"""

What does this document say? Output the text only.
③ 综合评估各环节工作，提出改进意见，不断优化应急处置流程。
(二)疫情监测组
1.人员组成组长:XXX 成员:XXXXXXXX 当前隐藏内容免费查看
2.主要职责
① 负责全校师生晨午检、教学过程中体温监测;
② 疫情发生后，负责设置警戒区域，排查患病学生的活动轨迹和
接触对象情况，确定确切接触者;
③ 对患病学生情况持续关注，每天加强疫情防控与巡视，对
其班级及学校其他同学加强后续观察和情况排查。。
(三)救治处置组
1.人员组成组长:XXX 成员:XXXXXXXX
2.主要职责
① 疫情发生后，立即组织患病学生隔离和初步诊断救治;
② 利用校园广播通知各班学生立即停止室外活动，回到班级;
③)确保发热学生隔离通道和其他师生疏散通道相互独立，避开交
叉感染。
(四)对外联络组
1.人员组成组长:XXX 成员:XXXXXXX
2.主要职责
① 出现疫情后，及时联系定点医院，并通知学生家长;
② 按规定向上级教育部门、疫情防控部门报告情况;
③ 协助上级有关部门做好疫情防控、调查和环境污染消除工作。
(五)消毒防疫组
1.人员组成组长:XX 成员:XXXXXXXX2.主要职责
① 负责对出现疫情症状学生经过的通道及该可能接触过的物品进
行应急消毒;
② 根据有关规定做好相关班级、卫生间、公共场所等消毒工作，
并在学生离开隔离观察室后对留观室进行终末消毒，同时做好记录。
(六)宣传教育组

"""

WHAT YOU SHOULD DO >>
Repeat the entries above exactly, leaving nothing out.

WRITTEN ANSWER >>
What does this document say? Output the text only.
③ 综合评估各环节工作，提出改进意见，不断优化应急处置流程。
(二)疫情监测组
1.人员组成组长:XXX 成员:XXXXXXXX 当前隐藏内容免费查看
2.主要职责
① 负责全校师生晨午检、教学过程中体温监测;
② 疫情发生后，负责设置警戒区域，排查患病学生的活动轨迹和
接触对象情况，确定确切接触者;
③ 对患病学生情况持续关注，每天加强疫情防控与巡视，对
其班级及学校其他同学加强后续观察和情况排查。。
(三)救治处置组
1.人员组成组长:XXX 成员:XXXXXXXX
2.主要职责
① 疫情发生后，立即组织患病学生隔离和初步诊断救治;
② 利用校园广播通知各班学生立即停止室外活动，回到班级;
③)确保发热学生隔离通道和其他师生疏散通道相互独立，避开交
叉感染。
(四)对外联络组
1.人员组成组长:XXX 成员:XXXXXXX
2.主要职责
① 出现疫情后，及时联系定点医院，并通知学生家长;
② 按规定向上级教育部门、疫情防控部门报告情况;
③ 协助上级有关部门做好疫情防控、调查和环境污染消除工作。
(五)消毒防疫组
1.人员组成组长:XX 成员:XXXXXXXX2.主要职责
① 负责对出现疫情症状学生经过的通道及该可能接触过的物品进
行应急消毒;
② 根据有关规定做好相关班级、卫生间、公共场所等消毒工作，
并在学生离开隔离观察室后对留观室进行终末消毒，同时做好记录。
(六)宣传教育组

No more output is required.